- [SHORT TASK] Give the number of lines in the entries that contain "type". State only the count.
╭─ MATERIAL PROVIDED
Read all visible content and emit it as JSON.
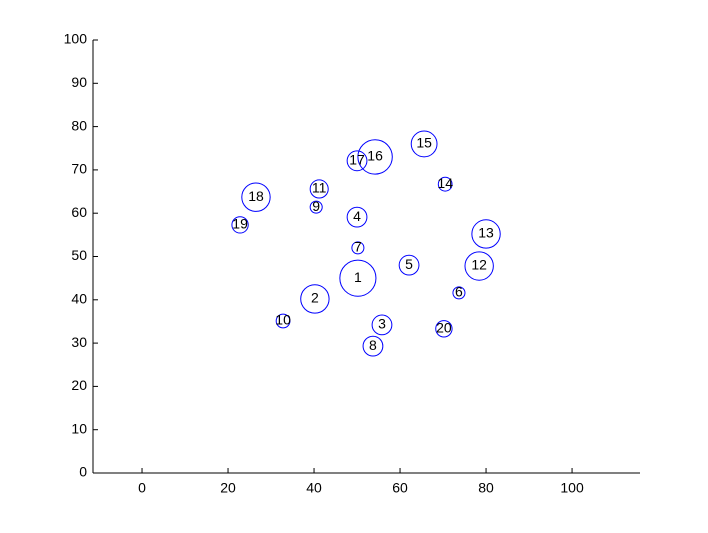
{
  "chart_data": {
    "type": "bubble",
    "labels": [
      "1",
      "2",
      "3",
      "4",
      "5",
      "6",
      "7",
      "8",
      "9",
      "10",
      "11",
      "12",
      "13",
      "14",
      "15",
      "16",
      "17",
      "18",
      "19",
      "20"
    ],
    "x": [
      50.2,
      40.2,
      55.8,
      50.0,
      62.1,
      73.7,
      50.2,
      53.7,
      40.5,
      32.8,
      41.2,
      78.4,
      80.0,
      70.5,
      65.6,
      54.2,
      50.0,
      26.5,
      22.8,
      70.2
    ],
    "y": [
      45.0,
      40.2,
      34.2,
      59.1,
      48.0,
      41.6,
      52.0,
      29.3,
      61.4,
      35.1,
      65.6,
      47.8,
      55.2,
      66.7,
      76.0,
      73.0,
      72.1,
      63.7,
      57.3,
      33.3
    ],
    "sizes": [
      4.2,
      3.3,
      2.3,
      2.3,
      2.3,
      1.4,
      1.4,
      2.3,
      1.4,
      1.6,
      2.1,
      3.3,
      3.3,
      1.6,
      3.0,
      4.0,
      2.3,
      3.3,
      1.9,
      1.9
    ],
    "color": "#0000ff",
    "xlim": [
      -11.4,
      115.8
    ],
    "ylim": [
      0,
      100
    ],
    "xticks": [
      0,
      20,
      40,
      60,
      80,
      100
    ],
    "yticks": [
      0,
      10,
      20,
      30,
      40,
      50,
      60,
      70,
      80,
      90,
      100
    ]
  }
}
╰─
╭─ MATERIAL PROVIDED
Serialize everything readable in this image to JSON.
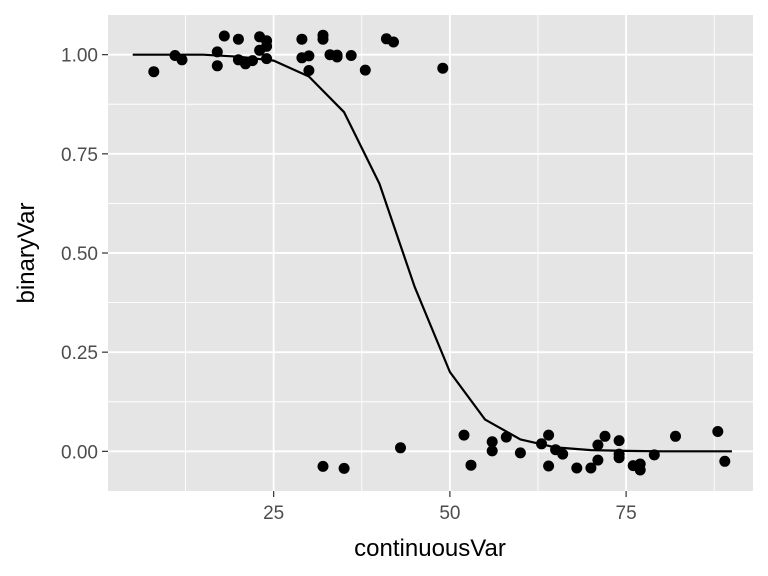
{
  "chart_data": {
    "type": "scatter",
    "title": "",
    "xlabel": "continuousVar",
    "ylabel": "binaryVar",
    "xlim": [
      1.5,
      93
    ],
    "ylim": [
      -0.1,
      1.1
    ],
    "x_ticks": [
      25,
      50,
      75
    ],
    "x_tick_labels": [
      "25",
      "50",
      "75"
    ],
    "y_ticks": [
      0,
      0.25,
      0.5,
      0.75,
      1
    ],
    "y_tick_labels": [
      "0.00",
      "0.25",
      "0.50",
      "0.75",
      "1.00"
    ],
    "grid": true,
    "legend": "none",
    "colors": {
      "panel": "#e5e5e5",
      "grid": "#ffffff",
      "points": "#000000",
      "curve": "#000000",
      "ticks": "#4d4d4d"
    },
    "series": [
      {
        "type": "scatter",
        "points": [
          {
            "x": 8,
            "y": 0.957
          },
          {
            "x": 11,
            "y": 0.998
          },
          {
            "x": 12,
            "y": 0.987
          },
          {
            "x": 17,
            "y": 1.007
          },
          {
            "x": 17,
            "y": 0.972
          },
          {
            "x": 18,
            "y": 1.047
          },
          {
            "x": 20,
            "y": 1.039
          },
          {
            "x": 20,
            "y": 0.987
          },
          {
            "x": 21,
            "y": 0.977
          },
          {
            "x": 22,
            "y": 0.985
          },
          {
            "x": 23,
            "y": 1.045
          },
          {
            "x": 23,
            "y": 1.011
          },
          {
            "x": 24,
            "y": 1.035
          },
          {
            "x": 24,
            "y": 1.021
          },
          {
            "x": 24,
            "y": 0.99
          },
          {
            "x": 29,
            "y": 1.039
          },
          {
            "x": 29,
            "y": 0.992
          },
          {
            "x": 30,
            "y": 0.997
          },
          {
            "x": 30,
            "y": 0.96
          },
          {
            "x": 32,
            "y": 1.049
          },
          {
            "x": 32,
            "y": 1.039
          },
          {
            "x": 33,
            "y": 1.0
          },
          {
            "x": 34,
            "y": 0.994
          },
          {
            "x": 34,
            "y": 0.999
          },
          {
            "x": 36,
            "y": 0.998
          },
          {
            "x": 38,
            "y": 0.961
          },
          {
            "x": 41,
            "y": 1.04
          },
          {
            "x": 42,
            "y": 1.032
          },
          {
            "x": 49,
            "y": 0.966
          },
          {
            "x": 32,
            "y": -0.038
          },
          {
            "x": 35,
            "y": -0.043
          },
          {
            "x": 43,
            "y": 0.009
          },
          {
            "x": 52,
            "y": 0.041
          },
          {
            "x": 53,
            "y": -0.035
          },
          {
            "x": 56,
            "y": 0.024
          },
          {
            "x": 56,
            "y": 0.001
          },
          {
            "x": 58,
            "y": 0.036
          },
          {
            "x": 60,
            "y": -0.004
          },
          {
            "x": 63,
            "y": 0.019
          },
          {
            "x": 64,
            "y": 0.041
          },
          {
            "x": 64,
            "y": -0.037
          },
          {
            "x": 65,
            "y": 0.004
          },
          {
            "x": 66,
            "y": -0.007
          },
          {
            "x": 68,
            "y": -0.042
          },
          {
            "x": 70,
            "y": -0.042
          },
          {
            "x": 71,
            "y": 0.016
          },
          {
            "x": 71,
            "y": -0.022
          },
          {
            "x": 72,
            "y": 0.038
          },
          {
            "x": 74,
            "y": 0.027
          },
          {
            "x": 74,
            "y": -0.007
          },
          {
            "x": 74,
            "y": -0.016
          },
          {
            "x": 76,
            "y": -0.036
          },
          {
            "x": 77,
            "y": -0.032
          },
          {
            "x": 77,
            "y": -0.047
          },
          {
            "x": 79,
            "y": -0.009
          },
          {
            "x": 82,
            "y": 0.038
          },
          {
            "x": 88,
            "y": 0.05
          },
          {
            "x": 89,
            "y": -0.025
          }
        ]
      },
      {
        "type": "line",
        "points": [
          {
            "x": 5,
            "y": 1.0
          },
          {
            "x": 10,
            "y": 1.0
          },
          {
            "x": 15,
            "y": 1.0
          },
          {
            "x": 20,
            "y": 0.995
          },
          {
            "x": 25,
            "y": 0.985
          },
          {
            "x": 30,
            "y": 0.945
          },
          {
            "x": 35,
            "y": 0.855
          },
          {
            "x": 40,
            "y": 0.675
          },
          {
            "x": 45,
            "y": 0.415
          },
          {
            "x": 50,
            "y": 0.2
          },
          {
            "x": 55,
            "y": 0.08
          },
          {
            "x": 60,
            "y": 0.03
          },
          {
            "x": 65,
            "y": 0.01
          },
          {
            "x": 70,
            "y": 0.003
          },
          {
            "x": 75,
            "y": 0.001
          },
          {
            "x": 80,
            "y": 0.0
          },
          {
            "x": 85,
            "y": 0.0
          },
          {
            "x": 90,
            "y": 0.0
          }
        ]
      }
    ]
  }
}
╰─
- [ANSWER TO THE EXERCISE] 4